Collected data
Start

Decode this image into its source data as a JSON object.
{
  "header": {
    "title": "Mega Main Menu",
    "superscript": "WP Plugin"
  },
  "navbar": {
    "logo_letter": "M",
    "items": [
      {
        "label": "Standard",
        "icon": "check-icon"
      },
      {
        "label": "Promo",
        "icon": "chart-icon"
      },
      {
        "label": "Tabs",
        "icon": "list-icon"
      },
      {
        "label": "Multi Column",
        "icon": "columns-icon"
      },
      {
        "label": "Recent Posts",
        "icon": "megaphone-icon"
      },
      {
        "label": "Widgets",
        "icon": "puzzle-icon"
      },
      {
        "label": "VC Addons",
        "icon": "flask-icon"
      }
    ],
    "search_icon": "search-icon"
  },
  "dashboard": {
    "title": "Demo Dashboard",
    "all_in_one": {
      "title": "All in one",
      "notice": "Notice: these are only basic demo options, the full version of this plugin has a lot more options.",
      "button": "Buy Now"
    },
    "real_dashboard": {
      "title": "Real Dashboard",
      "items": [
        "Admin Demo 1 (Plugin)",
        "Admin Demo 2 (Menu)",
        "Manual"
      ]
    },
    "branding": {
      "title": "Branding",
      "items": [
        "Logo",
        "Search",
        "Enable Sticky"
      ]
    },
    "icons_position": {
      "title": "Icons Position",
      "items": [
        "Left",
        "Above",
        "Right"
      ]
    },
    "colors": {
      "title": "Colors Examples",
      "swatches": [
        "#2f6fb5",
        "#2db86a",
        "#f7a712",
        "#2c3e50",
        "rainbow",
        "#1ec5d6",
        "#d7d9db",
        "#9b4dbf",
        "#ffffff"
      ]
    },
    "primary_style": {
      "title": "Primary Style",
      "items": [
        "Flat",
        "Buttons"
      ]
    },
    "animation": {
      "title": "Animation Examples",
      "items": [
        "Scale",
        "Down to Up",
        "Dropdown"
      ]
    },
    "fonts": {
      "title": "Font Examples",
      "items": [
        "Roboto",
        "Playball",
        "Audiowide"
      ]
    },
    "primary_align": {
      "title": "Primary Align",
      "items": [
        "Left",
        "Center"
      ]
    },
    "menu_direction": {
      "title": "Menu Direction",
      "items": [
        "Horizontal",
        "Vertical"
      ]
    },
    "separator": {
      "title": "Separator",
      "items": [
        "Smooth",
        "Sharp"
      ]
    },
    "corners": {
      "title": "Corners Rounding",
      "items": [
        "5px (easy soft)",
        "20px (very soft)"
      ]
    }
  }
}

End

TO DO
Find all lines holding the string "Examples" and copy them.

TASK RESULT
      "title": "Colors Examples",
      "title": "Animation Examples",
      "title": "Font Examples",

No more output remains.